WORK INSTRUCTIONS: Copy out all lines in the data below containing the string "JSON".
** start **
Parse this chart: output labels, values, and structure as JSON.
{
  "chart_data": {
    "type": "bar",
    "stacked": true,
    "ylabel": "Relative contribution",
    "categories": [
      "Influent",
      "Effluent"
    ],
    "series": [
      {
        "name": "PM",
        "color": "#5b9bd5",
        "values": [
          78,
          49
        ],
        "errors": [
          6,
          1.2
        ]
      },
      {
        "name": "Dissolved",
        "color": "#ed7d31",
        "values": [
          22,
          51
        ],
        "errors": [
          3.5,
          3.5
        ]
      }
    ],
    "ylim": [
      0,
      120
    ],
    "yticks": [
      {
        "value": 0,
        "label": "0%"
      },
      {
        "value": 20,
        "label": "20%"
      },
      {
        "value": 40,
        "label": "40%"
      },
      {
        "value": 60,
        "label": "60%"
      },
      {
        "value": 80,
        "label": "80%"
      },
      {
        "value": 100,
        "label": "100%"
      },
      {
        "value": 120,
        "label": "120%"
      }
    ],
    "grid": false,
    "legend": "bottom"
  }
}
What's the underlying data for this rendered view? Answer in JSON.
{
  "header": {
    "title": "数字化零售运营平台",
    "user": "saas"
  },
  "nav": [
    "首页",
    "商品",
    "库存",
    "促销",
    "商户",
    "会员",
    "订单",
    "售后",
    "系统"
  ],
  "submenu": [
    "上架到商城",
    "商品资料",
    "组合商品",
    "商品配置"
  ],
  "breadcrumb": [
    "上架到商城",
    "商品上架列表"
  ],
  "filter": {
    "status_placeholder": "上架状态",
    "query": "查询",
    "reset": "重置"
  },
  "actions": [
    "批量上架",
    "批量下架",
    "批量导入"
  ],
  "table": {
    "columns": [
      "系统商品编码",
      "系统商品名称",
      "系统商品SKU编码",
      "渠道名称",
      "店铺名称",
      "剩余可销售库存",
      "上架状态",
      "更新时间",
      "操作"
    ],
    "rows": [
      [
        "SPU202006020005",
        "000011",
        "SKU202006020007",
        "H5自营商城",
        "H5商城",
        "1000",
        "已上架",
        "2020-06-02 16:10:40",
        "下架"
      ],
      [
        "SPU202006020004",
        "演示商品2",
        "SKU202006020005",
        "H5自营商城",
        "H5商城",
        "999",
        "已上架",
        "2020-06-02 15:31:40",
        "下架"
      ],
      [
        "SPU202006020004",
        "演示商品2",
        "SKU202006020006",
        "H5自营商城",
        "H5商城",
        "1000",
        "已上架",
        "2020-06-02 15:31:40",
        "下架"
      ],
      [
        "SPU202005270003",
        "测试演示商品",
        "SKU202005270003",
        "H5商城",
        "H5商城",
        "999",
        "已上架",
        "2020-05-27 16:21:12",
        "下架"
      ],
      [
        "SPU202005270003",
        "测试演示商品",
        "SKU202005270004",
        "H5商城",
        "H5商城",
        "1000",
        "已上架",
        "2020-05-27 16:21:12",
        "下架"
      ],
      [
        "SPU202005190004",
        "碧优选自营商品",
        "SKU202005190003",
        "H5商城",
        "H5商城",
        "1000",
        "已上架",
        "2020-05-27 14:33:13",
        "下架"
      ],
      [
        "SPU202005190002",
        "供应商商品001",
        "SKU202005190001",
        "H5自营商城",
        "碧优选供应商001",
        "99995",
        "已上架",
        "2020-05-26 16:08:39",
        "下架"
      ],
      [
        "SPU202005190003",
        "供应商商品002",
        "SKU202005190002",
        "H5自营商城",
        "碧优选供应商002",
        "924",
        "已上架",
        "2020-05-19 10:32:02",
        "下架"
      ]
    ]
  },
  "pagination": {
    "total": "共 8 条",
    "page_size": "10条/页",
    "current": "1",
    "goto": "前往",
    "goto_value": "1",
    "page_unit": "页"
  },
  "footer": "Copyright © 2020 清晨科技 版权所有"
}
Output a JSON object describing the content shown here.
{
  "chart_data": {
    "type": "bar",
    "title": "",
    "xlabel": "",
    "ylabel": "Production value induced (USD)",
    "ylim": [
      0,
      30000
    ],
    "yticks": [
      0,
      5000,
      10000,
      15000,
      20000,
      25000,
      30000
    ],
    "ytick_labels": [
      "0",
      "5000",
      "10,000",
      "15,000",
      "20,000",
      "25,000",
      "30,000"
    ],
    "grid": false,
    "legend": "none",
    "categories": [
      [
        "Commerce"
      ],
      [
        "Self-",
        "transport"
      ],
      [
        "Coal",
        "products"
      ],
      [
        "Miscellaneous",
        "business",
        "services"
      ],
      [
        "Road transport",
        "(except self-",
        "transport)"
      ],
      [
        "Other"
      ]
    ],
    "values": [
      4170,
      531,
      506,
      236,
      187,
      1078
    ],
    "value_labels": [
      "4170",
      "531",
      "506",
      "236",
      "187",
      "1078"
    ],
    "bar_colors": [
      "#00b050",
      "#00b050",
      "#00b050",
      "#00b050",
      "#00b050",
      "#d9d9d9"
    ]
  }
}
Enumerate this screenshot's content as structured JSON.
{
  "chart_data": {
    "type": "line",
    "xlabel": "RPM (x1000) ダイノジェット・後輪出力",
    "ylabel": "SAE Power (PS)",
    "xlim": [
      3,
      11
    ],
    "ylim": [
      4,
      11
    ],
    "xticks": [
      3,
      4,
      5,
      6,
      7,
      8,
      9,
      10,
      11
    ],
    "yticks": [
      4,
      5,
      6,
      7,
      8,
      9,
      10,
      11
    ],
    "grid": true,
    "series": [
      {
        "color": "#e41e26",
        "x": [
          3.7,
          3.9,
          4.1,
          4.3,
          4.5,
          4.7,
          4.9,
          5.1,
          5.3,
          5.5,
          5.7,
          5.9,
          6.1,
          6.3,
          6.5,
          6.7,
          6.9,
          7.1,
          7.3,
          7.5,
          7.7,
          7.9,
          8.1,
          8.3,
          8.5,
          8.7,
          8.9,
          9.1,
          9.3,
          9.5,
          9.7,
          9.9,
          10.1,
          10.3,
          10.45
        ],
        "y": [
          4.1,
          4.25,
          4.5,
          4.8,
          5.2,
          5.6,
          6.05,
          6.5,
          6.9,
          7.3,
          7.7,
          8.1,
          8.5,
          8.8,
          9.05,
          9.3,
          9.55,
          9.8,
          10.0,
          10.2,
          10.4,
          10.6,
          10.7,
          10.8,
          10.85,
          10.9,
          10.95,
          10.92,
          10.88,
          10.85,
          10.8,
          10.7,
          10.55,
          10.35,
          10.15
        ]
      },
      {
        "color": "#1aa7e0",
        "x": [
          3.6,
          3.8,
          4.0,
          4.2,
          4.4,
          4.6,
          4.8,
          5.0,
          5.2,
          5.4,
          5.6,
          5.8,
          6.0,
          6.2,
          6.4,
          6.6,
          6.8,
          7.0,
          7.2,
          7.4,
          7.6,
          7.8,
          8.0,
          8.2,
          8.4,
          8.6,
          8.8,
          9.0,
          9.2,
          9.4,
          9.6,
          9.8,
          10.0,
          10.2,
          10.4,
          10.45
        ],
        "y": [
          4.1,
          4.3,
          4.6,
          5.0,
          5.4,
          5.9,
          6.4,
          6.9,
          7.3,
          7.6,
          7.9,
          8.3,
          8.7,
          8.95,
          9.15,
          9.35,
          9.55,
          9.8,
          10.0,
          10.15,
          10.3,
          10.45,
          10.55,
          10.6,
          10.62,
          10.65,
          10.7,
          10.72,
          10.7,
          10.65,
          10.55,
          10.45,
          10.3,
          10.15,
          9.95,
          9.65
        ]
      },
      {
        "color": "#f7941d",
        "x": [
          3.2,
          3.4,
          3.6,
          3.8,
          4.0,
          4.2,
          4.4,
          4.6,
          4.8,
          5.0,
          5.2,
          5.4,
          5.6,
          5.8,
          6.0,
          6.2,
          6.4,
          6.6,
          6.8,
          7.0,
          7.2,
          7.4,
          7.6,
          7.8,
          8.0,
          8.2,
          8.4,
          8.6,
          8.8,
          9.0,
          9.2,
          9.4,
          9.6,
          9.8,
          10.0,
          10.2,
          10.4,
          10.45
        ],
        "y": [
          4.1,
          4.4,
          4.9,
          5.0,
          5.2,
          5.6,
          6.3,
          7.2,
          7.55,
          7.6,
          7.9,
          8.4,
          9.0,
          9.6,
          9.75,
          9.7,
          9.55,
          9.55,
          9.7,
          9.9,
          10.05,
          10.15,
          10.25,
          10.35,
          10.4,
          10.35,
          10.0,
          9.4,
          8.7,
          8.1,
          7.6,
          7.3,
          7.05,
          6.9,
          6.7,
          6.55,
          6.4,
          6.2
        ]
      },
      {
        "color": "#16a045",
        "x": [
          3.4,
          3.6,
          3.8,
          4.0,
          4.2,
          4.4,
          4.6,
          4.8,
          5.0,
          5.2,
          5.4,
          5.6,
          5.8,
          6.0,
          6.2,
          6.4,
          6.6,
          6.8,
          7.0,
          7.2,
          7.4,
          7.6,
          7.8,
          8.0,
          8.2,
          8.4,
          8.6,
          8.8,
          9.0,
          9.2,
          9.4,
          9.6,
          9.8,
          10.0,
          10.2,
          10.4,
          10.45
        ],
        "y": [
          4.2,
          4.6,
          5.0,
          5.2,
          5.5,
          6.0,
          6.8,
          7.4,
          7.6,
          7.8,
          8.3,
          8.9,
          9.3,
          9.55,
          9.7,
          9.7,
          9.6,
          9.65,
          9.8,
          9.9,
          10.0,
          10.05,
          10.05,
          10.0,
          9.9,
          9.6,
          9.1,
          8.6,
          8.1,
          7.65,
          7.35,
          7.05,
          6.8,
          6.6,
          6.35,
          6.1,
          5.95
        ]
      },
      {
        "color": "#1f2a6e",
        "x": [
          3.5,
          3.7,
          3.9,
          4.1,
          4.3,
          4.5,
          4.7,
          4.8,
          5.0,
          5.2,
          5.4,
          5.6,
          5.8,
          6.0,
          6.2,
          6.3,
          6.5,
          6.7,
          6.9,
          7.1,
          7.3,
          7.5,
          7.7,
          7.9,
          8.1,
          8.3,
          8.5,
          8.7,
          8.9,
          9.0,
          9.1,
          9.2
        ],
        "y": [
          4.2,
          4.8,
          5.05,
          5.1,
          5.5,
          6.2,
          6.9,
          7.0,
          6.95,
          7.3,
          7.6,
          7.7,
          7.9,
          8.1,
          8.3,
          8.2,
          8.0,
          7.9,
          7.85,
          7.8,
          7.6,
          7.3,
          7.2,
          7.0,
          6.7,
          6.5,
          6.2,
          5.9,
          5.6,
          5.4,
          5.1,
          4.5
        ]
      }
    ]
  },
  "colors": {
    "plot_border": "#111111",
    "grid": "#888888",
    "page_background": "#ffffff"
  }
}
** end **
RESPONSE FOR THIS EXERCISE:
Parse this chart: output labels, values, and structure as JSON.
What's the underlying data for this rendered view? Answer in JSON.
Output a JSON object describing the content shown here.
Enumerate this screenshot's content as structured JSON.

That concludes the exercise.